TASK TO CARRY OUT
From the listing below, pull out all lines with "ffffff" in them.

PROVIDED MATERIAL
⟨
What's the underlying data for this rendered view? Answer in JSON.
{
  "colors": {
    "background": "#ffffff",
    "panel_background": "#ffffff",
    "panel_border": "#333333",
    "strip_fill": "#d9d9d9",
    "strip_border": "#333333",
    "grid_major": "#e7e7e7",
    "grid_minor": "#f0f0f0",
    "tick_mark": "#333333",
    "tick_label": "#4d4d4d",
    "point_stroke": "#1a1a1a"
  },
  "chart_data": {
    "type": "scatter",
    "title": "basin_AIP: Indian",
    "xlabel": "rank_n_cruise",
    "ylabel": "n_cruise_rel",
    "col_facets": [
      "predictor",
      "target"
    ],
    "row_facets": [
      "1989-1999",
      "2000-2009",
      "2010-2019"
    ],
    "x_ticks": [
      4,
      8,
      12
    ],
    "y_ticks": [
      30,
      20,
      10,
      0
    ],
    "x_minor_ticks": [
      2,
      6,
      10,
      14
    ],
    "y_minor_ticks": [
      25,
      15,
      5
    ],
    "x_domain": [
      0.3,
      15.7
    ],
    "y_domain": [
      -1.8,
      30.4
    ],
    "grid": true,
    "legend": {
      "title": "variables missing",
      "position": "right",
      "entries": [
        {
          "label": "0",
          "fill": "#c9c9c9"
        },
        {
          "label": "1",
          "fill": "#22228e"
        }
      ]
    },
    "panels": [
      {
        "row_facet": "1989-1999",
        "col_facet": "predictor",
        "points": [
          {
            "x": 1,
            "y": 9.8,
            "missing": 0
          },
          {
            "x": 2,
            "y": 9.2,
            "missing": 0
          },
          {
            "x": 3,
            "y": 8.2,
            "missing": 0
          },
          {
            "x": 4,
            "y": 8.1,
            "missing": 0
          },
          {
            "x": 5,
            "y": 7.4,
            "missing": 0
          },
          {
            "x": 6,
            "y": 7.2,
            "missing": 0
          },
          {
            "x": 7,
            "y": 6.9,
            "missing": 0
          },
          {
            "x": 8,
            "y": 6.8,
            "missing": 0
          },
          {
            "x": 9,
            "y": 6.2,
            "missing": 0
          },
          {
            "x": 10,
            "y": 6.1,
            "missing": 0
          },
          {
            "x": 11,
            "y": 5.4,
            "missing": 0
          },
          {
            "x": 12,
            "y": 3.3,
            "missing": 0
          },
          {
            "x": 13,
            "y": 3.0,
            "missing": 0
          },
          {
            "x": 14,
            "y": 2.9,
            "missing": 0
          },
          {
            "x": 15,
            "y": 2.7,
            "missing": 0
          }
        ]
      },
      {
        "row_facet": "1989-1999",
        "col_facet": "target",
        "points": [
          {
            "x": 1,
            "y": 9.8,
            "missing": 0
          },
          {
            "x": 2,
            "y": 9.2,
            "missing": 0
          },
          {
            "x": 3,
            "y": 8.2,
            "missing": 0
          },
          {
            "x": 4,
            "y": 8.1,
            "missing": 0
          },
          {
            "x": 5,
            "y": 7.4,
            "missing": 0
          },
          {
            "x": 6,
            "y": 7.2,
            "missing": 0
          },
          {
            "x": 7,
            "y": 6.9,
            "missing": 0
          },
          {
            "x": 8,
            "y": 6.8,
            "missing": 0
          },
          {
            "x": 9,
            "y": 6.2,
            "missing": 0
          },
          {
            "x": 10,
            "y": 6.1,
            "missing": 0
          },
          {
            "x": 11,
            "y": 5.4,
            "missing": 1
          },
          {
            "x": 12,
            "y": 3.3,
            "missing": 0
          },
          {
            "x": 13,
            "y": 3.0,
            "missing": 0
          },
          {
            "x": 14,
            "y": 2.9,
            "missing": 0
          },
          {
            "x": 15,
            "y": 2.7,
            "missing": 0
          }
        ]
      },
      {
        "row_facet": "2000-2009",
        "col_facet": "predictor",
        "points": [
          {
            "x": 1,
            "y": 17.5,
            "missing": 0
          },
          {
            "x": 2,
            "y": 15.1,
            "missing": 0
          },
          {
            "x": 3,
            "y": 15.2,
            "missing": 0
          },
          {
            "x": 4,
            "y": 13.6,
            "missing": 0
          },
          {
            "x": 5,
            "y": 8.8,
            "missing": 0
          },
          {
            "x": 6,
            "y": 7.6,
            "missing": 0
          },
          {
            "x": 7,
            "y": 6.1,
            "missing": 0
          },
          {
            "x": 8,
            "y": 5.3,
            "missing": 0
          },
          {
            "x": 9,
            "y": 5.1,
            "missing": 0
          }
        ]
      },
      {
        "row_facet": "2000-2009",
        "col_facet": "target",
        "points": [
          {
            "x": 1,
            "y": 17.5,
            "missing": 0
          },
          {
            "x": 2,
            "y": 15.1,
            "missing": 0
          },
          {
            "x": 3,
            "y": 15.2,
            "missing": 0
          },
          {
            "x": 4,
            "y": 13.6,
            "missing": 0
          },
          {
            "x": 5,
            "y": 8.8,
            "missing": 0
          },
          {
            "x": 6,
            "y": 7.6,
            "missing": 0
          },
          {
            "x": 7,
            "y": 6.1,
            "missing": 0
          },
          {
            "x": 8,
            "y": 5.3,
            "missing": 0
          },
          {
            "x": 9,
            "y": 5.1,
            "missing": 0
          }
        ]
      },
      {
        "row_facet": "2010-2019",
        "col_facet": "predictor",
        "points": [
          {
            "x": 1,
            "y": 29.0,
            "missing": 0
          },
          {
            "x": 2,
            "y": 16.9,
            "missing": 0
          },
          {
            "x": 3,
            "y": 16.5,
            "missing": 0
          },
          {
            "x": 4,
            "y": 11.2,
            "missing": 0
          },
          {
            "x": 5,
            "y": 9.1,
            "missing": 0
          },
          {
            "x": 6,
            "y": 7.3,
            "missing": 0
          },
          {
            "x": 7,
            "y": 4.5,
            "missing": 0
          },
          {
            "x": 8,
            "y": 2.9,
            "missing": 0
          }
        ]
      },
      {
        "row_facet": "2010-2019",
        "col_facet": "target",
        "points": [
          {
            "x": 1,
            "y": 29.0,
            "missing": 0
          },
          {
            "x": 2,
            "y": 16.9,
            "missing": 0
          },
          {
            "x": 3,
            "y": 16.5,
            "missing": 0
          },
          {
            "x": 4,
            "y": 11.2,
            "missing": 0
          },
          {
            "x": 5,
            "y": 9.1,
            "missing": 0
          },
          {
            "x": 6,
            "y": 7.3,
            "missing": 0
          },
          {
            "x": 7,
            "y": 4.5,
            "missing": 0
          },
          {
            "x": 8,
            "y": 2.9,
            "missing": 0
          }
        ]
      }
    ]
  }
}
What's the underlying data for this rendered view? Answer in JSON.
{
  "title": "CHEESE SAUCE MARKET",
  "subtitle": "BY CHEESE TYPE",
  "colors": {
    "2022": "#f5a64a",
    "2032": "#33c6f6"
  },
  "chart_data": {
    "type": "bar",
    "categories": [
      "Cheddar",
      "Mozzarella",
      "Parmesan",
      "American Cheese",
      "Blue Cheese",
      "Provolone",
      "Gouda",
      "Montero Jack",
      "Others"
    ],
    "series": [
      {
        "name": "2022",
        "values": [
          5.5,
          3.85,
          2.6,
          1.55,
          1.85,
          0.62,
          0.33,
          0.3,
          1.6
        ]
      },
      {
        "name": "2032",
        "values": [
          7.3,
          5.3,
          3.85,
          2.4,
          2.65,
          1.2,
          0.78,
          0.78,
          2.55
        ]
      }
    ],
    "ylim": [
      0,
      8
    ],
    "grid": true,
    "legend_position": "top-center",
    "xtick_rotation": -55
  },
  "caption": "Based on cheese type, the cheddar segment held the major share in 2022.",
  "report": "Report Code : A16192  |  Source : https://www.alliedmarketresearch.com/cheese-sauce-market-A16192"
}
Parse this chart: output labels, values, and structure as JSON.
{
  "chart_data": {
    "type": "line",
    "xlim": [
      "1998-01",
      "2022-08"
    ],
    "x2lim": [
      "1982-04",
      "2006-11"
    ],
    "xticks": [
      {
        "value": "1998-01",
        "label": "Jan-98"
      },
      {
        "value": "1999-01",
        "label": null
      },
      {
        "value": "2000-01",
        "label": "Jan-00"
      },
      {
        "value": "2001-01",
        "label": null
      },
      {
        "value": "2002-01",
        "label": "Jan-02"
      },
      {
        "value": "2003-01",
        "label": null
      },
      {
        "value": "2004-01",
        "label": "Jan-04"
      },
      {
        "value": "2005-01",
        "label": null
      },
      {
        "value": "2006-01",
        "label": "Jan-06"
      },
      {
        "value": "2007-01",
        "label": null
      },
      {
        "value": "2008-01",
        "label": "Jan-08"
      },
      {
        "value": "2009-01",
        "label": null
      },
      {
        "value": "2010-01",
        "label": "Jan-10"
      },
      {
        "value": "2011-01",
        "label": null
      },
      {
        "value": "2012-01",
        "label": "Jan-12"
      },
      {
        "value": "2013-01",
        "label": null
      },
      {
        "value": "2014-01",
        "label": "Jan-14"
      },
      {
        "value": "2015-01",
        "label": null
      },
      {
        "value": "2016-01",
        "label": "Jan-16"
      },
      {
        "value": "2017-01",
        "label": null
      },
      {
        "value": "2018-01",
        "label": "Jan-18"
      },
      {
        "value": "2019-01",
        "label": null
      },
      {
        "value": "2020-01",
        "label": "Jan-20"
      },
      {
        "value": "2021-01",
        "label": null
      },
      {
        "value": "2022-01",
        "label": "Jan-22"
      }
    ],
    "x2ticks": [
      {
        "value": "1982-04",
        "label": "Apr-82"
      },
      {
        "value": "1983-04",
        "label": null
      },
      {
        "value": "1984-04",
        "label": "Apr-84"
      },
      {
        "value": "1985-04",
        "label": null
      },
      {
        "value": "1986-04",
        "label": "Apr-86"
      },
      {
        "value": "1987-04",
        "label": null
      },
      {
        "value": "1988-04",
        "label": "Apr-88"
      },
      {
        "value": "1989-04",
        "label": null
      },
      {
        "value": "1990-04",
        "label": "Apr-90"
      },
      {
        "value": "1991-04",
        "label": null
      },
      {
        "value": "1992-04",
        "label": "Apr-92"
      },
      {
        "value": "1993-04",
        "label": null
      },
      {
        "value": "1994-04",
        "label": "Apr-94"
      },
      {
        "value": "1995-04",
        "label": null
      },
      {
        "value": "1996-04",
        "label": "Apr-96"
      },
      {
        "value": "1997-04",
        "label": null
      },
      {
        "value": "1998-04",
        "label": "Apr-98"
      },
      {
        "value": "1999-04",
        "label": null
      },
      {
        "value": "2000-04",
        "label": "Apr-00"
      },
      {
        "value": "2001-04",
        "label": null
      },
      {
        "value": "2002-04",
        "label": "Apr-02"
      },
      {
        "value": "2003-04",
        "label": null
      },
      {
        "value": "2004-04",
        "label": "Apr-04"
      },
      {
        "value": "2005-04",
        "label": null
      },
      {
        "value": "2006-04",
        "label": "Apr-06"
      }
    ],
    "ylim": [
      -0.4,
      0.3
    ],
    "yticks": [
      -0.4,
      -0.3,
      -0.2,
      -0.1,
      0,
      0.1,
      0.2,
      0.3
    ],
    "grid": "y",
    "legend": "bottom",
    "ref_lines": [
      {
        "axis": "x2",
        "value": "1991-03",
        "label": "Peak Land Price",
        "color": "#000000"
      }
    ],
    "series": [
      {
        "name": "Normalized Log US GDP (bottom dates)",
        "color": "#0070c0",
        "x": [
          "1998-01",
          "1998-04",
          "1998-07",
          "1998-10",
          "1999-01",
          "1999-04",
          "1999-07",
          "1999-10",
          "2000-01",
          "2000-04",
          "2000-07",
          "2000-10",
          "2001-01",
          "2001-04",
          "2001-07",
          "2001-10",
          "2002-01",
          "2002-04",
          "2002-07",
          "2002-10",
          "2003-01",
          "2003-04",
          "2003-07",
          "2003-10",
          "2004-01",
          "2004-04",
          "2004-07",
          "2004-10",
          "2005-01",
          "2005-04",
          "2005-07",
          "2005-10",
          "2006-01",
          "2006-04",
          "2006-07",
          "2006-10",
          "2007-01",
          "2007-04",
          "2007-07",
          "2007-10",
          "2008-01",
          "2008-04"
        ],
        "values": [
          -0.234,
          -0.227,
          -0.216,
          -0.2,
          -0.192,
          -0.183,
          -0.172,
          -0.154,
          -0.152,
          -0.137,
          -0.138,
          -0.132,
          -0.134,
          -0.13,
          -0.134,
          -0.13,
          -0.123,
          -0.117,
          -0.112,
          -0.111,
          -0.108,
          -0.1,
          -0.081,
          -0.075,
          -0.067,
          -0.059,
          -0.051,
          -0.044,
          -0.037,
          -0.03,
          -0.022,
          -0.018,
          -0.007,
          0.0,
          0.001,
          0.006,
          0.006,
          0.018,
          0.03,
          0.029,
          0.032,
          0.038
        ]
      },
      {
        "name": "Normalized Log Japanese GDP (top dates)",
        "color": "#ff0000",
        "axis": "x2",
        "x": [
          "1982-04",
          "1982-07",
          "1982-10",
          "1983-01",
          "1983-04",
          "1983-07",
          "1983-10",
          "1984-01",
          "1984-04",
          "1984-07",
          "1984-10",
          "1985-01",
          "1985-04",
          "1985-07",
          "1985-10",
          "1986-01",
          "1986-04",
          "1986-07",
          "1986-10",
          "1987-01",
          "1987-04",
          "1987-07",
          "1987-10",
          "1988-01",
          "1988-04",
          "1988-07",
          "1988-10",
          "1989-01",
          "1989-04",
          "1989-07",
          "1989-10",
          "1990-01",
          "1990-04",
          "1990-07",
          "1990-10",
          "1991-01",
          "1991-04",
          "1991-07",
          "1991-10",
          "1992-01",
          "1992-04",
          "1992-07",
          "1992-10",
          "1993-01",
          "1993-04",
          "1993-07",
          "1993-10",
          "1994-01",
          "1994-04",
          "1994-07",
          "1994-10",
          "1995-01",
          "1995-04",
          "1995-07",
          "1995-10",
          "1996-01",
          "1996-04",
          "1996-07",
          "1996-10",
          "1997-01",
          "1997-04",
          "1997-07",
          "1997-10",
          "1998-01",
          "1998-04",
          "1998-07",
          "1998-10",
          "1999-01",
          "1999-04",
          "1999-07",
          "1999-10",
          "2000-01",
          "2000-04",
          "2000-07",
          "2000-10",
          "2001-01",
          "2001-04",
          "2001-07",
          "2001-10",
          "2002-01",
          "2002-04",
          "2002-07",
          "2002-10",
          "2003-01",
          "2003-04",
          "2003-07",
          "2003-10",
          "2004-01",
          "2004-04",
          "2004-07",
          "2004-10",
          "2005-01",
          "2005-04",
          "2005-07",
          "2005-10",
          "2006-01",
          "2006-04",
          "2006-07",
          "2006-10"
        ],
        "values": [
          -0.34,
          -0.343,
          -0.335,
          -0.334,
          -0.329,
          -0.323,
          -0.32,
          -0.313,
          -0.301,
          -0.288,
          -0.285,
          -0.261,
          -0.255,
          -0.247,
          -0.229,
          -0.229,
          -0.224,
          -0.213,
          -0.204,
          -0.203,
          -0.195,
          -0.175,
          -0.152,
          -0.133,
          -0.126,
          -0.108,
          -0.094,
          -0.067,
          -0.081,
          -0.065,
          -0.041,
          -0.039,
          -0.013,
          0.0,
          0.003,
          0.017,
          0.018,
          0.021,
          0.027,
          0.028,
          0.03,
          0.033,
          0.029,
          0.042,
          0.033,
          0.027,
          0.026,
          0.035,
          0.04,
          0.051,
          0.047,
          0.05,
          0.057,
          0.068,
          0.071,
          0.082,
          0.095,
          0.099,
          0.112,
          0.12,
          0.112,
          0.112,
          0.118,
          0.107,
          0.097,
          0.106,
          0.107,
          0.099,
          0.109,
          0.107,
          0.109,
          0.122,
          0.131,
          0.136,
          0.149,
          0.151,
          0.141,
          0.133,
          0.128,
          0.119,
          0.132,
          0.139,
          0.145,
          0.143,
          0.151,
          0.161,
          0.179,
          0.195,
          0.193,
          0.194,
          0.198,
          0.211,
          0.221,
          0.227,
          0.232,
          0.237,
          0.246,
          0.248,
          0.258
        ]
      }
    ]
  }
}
⟩
REPLY TO THE TASK
    "background": "#ffffff",
    "panel_background": "#ffffff",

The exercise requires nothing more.